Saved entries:
________________________

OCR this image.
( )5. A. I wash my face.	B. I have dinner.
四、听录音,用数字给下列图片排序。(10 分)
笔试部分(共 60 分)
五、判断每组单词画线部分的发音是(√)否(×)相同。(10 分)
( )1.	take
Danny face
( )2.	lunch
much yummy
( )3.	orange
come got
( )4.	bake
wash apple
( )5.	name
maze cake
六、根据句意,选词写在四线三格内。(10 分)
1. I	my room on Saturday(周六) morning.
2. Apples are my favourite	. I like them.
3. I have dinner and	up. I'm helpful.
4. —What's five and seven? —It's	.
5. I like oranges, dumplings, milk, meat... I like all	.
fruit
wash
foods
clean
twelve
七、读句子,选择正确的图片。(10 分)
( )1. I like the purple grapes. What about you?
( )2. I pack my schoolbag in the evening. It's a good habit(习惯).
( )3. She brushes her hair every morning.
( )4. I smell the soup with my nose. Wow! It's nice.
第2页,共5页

________________________

» **EXERCISE DIRECTIONS**: The entries above must be returned in full, exactly as shown.

» **WRITTEN SOLUTION**:
OCR this image.
( )5. A. I wash my face.	B. I have dinner.
四、听录音,用数字给下列图片排序。(10 分)
笔试部分(共 60 分)
五、判断每组单词画线部分的发音是(√)否(×)相同。(10 分)
( )1.	take
Danny face
( )2.	lunch
much yummy
( )3.	orange
come got
( )4.	bake
wash apple
( )5.	name
maze cake
六、根据句意,选词写在四线三格内。(10 分)
1. I	my room on Saturday(周六) morning.
2. Apples are my favourite	. I like them.
3. I have dinner and	up. I'm helpful.
4. —What's five and seven? —It's	.
5. I like oranges, dumplings, milk, meat... I like all	.
fruit
wash
foods
clean
twelve
七、读句子,选择正确的图片。(10 分)
( )1. I like the purple grapes. What about you?
( )2. I pack my schoolbag in the evening. It's a good habit(习惯).
( )3. She brushes her hair every morning.
( )4. I smell the soup with my nose. Wow! It's nice.
第2页,共5页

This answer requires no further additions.